Copies of all lines containing the string "median" are needed from the data below.

(Records from a dataset)
────

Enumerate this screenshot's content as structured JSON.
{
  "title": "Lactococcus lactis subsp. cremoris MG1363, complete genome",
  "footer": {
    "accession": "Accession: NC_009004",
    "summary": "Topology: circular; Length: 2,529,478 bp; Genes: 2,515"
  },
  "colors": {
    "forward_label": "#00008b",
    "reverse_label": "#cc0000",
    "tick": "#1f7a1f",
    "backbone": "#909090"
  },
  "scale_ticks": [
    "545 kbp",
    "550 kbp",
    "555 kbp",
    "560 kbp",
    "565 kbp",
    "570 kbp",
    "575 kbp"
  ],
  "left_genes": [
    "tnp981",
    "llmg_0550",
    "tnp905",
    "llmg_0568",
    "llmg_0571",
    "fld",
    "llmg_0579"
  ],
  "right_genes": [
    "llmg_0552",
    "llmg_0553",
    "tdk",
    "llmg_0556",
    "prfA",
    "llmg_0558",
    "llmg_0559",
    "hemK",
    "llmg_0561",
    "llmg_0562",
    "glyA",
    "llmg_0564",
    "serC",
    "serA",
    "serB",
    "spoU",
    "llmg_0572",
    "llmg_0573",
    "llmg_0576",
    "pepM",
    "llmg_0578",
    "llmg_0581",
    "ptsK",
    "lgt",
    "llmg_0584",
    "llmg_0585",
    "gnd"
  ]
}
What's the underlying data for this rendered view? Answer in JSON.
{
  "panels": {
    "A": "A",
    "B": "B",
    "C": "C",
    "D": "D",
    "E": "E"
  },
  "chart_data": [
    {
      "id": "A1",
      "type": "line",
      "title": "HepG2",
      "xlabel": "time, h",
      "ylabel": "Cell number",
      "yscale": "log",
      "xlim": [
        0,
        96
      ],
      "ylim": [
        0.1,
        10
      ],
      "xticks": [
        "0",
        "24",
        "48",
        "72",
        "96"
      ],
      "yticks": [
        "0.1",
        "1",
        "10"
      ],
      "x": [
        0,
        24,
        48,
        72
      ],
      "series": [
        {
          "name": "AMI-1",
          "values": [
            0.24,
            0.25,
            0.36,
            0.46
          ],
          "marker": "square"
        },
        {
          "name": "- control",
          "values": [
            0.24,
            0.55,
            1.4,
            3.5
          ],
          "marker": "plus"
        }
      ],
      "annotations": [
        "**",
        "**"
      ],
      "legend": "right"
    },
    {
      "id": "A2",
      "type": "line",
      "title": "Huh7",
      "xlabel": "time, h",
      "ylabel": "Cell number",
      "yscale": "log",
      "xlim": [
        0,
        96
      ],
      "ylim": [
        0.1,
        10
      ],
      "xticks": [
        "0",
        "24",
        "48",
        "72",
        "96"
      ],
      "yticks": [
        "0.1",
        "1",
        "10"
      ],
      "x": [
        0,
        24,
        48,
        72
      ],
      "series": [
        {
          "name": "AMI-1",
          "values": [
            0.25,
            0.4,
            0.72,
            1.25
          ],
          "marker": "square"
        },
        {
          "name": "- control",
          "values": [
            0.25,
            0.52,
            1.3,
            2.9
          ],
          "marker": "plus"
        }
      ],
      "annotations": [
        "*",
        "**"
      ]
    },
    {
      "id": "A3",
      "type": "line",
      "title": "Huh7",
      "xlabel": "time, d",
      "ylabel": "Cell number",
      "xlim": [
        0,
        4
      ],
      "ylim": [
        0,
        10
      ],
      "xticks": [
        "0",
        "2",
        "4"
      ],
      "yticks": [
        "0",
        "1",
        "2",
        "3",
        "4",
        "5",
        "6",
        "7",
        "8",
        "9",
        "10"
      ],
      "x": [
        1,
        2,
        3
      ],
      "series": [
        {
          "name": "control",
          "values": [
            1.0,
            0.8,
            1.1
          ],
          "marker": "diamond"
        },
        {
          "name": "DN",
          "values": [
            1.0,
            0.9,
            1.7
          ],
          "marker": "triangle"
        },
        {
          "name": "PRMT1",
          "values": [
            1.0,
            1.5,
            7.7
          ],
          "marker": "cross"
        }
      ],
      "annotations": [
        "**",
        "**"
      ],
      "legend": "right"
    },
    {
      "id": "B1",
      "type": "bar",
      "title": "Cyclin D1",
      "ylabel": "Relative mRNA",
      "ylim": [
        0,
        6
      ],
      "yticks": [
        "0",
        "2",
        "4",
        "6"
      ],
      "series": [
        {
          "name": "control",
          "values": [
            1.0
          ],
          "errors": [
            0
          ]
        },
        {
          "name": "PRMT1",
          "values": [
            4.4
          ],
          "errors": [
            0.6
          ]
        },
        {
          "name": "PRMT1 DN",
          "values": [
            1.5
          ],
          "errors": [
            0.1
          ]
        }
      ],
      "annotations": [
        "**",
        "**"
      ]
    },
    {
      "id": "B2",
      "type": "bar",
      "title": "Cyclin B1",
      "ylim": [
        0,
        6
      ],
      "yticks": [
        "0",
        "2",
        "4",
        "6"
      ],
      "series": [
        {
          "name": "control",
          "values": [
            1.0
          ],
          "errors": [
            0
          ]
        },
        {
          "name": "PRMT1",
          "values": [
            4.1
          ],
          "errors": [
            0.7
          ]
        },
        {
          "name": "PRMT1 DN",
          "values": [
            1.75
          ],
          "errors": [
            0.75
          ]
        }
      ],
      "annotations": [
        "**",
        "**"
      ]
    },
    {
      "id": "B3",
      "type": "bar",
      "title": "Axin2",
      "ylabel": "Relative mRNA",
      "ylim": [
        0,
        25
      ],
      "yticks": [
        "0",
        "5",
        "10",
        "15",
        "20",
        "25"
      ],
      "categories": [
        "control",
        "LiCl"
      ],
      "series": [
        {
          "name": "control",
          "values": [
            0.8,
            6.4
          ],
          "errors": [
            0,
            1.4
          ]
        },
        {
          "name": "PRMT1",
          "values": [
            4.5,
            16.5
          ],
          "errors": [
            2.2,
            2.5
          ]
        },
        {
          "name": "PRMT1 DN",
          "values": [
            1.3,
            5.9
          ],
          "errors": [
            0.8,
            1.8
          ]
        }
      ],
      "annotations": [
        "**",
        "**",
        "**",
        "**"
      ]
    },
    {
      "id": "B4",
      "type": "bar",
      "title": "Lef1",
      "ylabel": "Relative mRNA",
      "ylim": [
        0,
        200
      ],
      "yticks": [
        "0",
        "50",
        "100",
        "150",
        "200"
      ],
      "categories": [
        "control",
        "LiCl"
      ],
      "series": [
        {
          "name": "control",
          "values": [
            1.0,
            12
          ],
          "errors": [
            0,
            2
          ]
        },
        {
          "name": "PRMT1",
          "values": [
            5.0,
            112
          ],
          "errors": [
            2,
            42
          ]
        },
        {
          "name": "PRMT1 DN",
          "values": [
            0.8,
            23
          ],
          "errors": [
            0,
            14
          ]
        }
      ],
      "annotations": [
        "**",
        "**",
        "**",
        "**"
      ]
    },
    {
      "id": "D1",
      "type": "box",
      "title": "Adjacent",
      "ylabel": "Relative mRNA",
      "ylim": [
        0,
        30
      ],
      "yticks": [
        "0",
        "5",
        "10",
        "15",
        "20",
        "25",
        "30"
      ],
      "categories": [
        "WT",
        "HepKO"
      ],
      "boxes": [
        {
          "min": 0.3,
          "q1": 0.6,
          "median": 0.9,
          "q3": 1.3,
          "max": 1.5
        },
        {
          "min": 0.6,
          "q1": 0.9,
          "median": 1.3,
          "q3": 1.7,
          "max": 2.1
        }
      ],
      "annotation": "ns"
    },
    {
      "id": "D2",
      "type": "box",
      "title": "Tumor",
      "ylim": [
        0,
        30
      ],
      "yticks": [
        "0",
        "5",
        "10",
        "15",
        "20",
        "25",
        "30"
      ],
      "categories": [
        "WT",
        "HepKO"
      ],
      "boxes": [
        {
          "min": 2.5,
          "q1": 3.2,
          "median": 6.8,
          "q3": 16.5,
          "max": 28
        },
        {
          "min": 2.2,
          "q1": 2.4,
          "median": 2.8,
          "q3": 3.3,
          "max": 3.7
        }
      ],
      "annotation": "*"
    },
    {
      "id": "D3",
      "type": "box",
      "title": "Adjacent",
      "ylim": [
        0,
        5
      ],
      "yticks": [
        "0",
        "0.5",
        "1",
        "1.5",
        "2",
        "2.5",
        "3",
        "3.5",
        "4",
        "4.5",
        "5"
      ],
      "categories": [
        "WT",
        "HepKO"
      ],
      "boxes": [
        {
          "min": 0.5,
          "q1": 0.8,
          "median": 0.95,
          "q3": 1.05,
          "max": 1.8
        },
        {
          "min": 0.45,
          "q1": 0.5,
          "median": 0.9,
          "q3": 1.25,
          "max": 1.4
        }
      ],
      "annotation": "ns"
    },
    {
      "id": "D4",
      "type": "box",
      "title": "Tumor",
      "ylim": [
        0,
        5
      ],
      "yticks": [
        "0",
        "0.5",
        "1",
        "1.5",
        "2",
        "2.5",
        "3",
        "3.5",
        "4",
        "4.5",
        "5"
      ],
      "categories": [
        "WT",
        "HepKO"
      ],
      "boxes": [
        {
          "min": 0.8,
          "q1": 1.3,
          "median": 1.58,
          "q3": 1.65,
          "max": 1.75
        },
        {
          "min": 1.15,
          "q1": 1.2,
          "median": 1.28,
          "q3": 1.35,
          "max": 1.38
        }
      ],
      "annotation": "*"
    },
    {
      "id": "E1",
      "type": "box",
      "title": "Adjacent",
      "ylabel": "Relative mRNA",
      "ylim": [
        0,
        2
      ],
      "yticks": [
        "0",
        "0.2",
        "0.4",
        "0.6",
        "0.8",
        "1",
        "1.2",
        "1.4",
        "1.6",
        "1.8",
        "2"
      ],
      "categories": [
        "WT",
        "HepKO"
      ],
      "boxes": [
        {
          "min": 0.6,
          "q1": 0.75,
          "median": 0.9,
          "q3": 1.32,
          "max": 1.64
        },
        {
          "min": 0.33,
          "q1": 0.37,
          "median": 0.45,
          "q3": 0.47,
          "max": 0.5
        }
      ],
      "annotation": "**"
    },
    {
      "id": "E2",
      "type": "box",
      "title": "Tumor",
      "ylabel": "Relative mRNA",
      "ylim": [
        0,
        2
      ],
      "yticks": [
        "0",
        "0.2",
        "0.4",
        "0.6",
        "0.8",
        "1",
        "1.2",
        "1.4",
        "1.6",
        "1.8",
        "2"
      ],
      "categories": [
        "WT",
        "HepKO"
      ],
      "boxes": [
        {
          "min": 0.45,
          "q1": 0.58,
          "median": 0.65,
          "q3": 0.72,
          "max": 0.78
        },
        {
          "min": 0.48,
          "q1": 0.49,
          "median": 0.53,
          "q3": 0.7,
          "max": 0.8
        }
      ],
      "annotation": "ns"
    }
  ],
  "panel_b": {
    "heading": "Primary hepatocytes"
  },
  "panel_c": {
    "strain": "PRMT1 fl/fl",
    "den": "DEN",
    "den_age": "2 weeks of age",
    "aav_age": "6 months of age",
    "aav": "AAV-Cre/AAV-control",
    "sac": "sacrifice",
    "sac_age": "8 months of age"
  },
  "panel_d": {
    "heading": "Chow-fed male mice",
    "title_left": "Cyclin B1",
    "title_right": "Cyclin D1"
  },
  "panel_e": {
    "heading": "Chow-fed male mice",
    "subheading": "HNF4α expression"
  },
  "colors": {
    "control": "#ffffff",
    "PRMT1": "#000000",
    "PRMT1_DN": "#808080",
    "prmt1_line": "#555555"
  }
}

────

» **YOUR SOLUTION**:
          "median": 0.9,
          "median": 1.3,
          "median": 6.8,
          "median": 2.8,
          "median": 0.95,
          "median": 0.9,
          "median": 1.58,
          "median": 1.28,
          "median": 0.9,
          "median": 0.45,
          "median": 0.65,
          "median": 0.53,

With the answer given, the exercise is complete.